-- begin Records provided --

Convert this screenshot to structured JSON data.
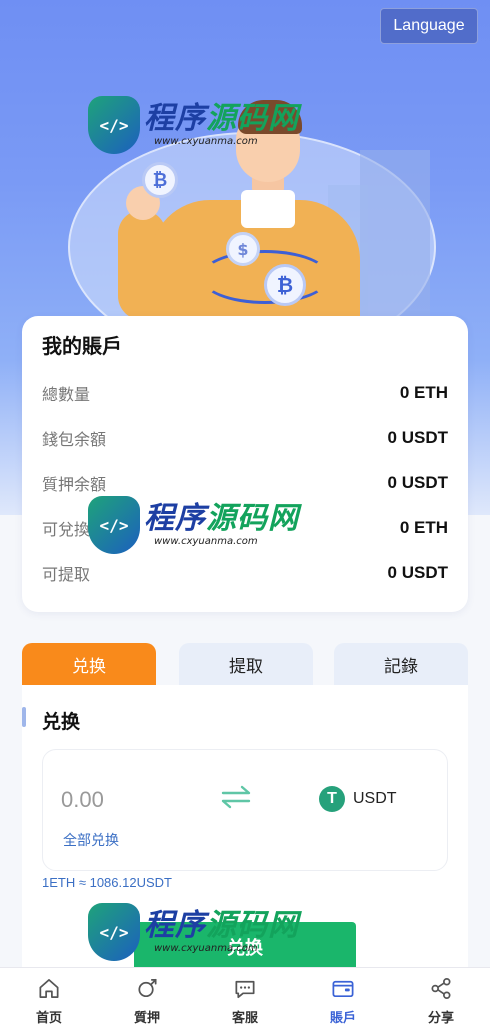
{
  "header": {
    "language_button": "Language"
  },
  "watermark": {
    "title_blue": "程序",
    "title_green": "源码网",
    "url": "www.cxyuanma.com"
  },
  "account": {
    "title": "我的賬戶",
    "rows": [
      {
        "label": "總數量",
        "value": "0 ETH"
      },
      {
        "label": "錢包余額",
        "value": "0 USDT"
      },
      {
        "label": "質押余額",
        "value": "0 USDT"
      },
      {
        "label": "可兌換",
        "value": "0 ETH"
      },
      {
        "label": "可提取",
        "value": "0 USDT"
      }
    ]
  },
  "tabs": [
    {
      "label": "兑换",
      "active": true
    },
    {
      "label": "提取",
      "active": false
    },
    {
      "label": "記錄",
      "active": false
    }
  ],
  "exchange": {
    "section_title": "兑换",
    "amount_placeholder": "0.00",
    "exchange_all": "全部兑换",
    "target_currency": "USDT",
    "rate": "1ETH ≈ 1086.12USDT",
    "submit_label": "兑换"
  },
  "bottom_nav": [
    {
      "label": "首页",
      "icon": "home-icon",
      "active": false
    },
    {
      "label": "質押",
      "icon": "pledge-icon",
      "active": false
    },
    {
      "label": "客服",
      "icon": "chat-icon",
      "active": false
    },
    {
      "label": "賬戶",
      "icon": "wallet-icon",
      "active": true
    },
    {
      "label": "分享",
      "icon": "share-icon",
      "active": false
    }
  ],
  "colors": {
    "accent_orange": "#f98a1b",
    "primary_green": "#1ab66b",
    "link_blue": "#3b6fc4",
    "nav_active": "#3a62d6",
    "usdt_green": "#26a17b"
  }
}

-- end Records provided --

* [Requirement] Go through the records and gather the lines that hold "icon".

* [Solution to this exercise]
      "icon": "home-icon",
      "icon": "pledge-icon",
      "icon": "chat-icon",
      "icon": "wallet-icon",
      "icon": "share-icon",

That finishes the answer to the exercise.